A warring couple behind the bar top-and-tail the play - there's a secret behind their hostility that's progressively revealed. Mainly it's a snapshot of the pub's clientele - given words, or rather oratory, by outstanding playwright Jim Cartwright to express the depth of their emotions. It's not really a play perhaps - more a collection of monologues and life-fragments. What brings it to life in bright colour are the blissful performances of two outstanding actors.
The ready picture of a pub landlady might be someone sharp-witted, full-breasted, well-proportioned, not often short of a reply. Hannah Dee brings all these qualities and more to her remarkable characterisation. And as an old lady in headscarf, snatching a brief interlude from her dependent-invalid spouse - and fantasising about the butcher - she finds a true poignancy among Jim Cartwright's sometimes over-elaborate language.

THE PROBLEM = Copy out the part of the play review that begins at the words "The ready picture" and ends after the words "sometimes over-elaborate language.".

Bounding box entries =

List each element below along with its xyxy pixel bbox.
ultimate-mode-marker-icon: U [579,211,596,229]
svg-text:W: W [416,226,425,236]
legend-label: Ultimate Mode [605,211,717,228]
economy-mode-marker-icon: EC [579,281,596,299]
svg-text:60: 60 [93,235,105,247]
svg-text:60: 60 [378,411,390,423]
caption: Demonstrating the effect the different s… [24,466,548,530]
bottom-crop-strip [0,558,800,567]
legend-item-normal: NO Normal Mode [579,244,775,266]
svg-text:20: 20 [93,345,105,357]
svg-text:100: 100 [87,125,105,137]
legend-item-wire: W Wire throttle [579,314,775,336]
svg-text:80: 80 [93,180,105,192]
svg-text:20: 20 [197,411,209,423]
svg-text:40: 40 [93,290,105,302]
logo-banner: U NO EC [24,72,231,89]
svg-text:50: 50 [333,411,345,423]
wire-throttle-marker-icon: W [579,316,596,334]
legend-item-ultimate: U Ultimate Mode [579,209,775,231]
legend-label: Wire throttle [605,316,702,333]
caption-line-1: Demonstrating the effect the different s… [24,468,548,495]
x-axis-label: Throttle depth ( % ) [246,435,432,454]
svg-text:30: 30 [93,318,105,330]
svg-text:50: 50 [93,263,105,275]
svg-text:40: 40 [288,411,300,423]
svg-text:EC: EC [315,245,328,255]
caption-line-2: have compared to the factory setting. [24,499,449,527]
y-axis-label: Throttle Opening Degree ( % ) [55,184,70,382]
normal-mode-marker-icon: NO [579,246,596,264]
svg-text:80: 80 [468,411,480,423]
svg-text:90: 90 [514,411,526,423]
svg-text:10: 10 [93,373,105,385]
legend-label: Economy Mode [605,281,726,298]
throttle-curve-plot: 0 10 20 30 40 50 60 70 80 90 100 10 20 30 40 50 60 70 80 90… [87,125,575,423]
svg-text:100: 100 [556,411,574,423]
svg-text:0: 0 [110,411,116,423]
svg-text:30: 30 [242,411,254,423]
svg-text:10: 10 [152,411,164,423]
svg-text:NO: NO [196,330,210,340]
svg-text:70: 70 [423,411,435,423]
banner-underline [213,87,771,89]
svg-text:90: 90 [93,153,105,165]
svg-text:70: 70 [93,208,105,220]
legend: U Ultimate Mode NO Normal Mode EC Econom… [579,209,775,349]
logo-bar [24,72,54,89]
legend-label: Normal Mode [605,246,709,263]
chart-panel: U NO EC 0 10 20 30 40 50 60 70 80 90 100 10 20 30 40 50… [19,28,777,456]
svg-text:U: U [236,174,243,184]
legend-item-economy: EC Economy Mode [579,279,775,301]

SOLVED PROBLEM =
The ready picture of a pub landlady might be someone sharp-witted, full-breasted, well-proportioned, not often short of a reply. Hannah Dee brings all these qualities and more to her remarkable characterisation. And as an old lady in headscarf, snatching a brief interlude from her dependent-invalid spouse - and fantasising about the butcher - she finds a true poignancy among Jim Cartwright's sometimes over-elaborate language.